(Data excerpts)
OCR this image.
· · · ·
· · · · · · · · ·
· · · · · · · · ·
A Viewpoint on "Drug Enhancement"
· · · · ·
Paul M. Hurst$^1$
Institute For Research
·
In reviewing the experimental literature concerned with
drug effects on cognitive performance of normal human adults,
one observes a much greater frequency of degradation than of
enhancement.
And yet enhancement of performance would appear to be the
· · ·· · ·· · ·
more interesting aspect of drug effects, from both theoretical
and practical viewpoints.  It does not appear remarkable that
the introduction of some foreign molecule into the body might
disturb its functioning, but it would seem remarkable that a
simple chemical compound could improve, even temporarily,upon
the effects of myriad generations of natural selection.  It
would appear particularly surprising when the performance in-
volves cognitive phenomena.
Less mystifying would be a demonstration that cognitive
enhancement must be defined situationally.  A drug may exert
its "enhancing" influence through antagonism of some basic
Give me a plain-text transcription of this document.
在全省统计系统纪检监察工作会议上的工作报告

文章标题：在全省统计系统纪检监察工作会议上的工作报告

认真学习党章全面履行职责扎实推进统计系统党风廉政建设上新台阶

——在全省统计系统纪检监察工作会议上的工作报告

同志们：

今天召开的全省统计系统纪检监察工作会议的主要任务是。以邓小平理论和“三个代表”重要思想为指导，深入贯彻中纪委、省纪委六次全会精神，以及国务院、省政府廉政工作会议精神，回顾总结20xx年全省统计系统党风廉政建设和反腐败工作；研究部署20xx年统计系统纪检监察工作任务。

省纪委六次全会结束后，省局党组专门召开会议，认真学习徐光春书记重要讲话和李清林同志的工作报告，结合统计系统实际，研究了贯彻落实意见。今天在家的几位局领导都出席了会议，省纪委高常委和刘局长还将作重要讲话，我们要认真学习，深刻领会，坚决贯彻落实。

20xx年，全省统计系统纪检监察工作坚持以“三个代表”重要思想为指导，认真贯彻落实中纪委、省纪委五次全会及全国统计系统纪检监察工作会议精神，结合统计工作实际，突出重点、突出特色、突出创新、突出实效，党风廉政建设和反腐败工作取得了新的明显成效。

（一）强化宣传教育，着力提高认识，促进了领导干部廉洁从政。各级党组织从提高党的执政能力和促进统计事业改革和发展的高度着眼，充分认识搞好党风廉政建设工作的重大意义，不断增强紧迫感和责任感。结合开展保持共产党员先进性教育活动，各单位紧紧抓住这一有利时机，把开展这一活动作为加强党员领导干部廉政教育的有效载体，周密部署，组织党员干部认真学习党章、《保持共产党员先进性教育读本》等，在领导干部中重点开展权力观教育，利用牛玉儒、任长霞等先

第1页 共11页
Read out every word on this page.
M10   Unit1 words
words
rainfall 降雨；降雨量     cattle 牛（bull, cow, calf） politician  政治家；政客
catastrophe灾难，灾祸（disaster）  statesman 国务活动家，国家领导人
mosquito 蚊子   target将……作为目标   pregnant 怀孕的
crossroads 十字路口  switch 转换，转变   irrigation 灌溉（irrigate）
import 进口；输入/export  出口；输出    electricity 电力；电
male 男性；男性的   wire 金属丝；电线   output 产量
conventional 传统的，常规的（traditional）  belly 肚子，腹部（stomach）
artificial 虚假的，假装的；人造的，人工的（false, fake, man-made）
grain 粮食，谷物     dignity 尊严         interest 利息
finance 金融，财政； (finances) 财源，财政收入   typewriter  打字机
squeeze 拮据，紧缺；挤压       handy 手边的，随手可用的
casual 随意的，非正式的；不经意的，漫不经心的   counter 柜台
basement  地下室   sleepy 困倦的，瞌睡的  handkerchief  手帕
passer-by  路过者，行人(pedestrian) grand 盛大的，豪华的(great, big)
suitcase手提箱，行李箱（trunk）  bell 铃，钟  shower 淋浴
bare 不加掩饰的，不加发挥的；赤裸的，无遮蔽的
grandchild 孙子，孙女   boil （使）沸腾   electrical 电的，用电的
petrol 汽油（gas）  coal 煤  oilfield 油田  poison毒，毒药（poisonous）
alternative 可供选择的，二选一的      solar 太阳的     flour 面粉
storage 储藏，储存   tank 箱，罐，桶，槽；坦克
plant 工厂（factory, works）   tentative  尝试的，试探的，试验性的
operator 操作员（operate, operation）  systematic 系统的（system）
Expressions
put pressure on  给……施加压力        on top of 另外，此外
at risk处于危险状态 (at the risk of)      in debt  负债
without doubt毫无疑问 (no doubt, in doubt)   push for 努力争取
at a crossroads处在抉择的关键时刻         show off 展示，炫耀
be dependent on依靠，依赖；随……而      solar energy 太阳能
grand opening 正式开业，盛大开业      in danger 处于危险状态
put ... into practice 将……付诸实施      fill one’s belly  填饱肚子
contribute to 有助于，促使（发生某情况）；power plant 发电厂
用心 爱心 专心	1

— WRITTEN TASK —
Select every line of the material above holding the word "that" and copy it.

— RESPONSE TO THIS TASK —
and practical viewpoints.  It does not appear remarkable that
disturb its functioning, but it would seem remarkable that a
Less mystifying would be a demonstration that cognitive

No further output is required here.